start Supplied records

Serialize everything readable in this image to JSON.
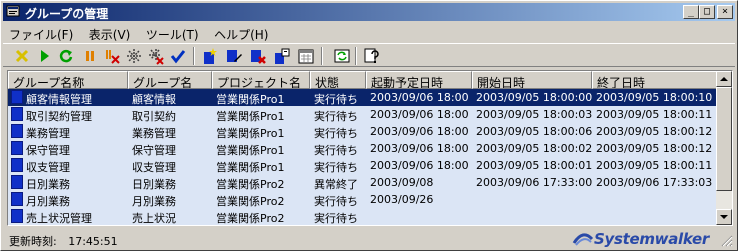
{
  "window": {
    "title": "グループの管理",
    "minimize": "_",
    "maximize": "□",
    "close": "×"
  },
  "menu": [
    {
      "label": "ファイル(F)"
    },
    {
      "label": "表示(V)"
    },
    {
      "label": "ツール(T)"
    },
    {
      "label": "ヘルプ(H)"
    }
  ],
  "toolbar_icons": [
    "cancel-icon",
    "start-icon",
    "restart-icon",
    "pause-icon",
    "stop-icon",
    "disable-icon",
    "enable-icon",
    "confirm-icon",
    "new-group-icon",
    "edit-group-icon",
    "delete-group-icon",
    "properties-icon",
    "calendar-icon",
    "refresh-icon",
    "help-icon"
  ],
  "columns": [
    "グループ名称",
    "グループ名",
    "プロジェクト名",
    "状態",
    "起動予定日時",
    "開始日時",
    "終了日時"
  ],
  "rows": [
    {
      "c0": "顧客情報管理",
      "c1": "顧客情報",
      "c2": "営業関係Pro1",
      "c3": "実行待ち",
      "c4": "2003/09/06 18:00",
      "c5": "2003/09/05 18:00:00",
      "c6": "2003/09/05 18:00:10",
      "selected": true
    },
    {
      "c0": "取引契約管理",
      "c1": "取引契約",
      "c2": "営業関係Pro1",
      "c3": "実行待ち",
      "c4": "2003/09/06 18:00",
      "c5": "2003/09/05 18:00:03",
      "c6": "2003/09/05 18:00:11",
      "selected": false
    },
    {
      "c0": "業務管理",
      "c1": "業務管理",
      "c2": "営業関係Pro1",
      "c3": "実行待ち",
      "c4": "2003/09/06 18:00",
      "c5": "2003/09/05 18:00:06",
      "c6": "2003/09/05 18:00:12",
      "selected": false
    },
    {
      "c0": "保守管理",
      "c1": "保守管理",
      "c2": "営業関係Pro1",
      "c3": "実行待ち",
      "c4": "2003/09/06 18:00",
      "c5": "2003/09/05 18:00:02",
      "c6": "2003/09/05 18:00:12",
      "selected": false
    },
    {
      "c0": "収支管理",
      "c1": "収支管理",
      "c2": "営業関係Pro1",
      "c3": "実行待ち",
      "c4": "2003/09/06 18:00",
      "c5": "2003/09/05 18:00:01",
      "c6": "2003/09/05 18:00:11",
      "selected": false
    },
    {
      "c0": "日別業務",
      "c1": "日別業務",
      "c2": "営業関係Pro2",
      "c3": "異常終了",
      "c4": "2003/09/08",
      "c5": "2003/09/06 17:33:00",
      "c6": "2003/09/06 17:33:03",
      "selected": false
    },
    {
      "c0": "月別業務",
      "c1": "月別業務",
      "c2": "営業関係Pro2",
      "c3": "実行待ち",
      "c4": "2003/09/26",
      "c5": "",
      "c6": "",
      "selected": false
    },
    {
      "c0": "売上状況管理",
      "c1": "売上状況",
      "c2": "営業関係Pro2",
      "c3": "実行待ち",
      "c4": "",
      "c5": "",
      "c6": "",
      "selected": false
    }
  ],
  "status": {
    "label": "更新時刻:",
    "time": "17:45:51"
  },
  "brand": {
    "name": "Systemwalker"
  },
  "colors": {
    "selection": "#0a246a",
    "row_background": "#dbe5f5",
    "title_gradient_start": "#0a246a",
    "title_gradient_end": "#a6caf0"
  }
}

end Supplied records

*Task to carry out*
Gather from the records above every line containing the string "group".

*Final result*
    "new-group-icon",
    "edit-group-icon",
    "delete-group-icon",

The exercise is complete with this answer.